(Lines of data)
[Begin]

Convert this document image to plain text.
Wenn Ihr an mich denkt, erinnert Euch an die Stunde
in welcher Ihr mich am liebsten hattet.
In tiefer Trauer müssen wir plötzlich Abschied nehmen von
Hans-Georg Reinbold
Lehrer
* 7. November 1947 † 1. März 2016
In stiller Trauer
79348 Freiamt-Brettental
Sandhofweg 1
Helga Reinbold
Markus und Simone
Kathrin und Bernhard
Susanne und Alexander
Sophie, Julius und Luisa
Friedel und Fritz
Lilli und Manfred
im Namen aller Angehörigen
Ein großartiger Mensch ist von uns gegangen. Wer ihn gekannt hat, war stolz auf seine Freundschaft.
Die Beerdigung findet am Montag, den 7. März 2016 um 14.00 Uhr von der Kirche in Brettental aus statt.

[End]

__Objective__. In the records shown above, how many lines include the word "Reinbold"? Answer with the number only.

__Full answer__. 2